PASSAGE PROVIDED ::
# spike yellow strings



## Jay2x (Jul 20, 2010)

In my SW tank there are yellow spike strands waving, they are almost microscopic or just tiny. tons of them are attached on the glass of my tank, what is it?

It's kind hard to take a picture of it. I scraped it with a magnet cleaner and it's intact securely. I tried it with my hand and it kinda stung me and it feels like spikes. tried to look for information, but can't find information if I don't know what i'm searching for. 

75 gallon tank decor / subtrate:
liverocks
and livesand

Livestock:
foxface
hawkfish
damsel about 5 or 6
cowfish
star and stripes puffer
2 clowns
an urchin
hermits and magrite snails


----------



## fkshiu (Apr 22, 2010)

Probably a digitate hydroid if it stung you.

Melev's Reef - Visual Identification

Try taking a picture.


----------



## gklaw (May 31, 2010)

Wow Jay. Didn't you just set up that tank. Already loaded with life stock


----------



## Jay2x (Jul 20, 2010)

gklaw said:


> Wow Jay. Didn't you just set up that tank. Already loaded with life stock


I had my tank set up for about 2 months or more. Yeah some of the livestock are given and some are bought


----------



## fkshiu (Apr 22, 2010)

You've got a pretty full house already for a 75 gallon. I wouldn't put any more in.

SET TASK :: Do these statements agree with the forum thread above about yellow spiky strands in a saltwater tank? Answer yes or no for each and quote the thread's deciding words: (a) The tank holds 75 gallons. (b) Jay2x found the strands easy to photograph. (c) Jay2x bought all of the livestock.

DATA ROWS ::
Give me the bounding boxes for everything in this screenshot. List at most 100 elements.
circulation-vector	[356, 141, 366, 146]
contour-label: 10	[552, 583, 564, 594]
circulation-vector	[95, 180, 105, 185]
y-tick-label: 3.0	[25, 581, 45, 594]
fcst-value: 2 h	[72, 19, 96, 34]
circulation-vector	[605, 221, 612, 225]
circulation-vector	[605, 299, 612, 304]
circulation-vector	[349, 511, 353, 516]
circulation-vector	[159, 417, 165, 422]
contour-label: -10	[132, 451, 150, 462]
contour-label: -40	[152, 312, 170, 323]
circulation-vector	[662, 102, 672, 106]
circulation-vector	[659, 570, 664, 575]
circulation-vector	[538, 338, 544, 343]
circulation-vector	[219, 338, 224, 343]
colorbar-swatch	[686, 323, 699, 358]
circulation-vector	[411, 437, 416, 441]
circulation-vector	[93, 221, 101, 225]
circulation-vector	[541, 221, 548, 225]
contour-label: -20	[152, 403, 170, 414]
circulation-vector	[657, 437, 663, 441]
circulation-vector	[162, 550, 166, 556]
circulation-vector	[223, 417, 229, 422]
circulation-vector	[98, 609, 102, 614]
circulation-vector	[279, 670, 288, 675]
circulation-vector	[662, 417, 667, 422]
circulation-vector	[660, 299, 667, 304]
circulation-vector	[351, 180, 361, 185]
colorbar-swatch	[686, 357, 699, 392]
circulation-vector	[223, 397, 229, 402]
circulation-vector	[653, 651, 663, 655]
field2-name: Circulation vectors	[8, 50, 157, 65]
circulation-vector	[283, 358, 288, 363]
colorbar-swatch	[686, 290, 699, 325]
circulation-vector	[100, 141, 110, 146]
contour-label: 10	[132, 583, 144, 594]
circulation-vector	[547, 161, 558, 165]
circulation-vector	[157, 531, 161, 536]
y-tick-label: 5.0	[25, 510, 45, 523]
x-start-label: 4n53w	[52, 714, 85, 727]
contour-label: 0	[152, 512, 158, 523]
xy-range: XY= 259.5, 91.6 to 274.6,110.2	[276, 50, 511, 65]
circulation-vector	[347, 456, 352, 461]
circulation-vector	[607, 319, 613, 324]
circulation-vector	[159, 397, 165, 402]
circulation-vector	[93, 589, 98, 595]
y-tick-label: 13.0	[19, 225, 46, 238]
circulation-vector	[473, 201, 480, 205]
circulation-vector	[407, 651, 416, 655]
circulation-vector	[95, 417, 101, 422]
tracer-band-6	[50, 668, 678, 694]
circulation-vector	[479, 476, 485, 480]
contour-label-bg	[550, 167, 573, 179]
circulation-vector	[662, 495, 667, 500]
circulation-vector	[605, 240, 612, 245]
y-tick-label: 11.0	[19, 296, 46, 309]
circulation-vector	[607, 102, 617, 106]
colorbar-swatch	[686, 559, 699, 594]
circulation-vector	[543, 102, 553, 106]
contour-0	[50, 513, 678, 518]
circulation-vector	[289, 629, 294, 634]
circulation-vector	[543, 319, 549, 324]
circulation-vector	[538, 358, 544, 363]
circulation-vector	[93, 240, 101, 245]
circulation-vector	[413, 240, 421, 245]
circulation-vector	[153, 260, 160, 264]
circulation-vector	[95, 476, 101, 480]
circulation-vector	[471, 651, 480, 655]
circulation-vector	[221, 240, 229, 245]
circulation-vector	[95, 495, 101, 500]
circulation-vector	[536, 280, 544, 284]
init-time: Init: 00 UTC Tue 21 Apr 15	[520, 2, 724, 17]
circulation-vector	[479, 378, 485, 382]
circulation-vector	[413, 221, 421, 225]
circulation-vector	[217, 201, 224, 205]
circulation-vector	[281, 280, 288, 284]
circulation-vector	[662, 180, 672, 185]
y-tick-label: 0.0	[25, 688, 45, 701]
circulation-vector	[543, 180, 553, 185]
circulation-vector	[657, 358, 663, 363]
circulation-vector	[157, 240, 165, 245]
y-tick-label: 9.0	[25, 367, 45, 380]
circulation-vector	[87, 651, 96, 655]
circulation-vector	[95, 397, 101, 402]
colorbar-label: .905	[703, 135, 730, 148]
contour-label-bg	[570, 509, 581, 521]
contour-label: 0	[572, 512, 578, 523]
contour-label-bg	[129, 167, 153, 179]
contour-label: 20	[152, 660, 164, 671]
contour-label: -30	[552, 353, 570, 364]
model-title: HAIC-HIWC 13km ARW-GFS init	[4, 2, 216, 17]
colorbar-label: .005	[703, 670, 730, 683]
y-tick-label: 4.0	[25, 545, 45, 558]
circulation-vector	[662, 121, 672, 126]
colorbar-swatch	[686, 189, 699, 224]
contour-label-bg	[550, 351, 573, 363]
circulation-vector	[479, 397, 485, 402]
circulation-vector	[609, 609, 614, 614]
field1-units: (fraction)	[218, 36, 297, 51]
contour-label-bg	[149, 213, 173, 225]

FINISHED TASK ::
(a) Yes: "75 gallon tank decor / subtrate"
(b) No: "It's kind hard to take a picture of it."
(c) No: "Yeah some of the livestock are given and some are bought"